_Problem statement_:
Each line below with the string "Most" should be copied.
*** Opening Record extracts ***
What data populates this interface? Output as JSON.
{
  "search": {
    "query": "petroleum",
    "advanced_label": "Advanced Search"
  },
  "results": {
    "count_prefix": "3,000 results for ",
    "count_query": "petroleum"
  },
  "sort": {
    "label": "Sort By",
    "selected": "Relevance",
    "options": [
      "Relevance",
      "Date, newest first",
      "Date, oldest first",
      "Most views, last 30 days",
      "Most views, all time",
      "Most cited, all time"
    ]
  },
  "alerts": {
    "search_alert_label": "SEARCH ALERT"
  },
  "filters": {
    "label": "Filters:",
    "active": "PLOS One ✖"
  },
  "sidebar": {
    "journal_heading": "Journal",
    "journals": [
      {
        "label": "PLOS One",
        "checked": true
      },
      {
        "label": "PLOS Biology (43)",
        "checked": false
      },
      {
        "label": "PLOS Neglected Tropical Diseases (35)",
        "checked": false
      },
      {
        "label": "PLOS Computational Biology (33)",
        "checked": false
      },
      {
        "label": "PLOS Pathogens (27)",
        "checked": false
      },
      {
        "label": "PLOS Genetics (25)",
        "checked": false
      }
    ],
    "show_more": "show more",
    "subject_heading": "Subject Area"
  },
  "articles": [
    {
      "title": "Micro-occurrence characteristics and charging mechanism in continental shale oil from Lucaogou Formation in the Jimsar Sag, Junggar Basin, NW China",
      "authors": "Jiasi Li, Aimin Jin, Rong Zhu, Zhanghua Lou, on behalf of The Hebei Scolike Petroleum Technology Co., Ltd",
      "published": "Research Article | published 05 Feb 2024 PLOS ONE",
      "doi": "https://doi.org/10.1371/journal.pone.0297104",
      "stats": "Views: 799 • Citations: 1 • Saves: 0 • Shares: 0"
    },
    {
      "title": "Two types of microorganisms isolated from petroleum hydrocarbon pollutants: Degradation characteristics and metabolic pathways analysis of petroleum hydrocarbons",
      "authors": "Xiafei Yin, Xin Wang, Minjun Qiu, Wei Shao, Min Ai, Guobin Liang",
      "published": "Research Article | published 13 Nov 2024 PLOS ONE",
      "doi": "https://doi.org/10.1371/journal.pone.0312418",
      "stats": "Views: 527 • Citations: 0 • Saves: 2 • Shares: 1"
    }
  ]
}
*** Closing Record extracts ***
_Task response_:
      "Most views, last 30 days",
      "Most views, all time",
      "Most cited, all time"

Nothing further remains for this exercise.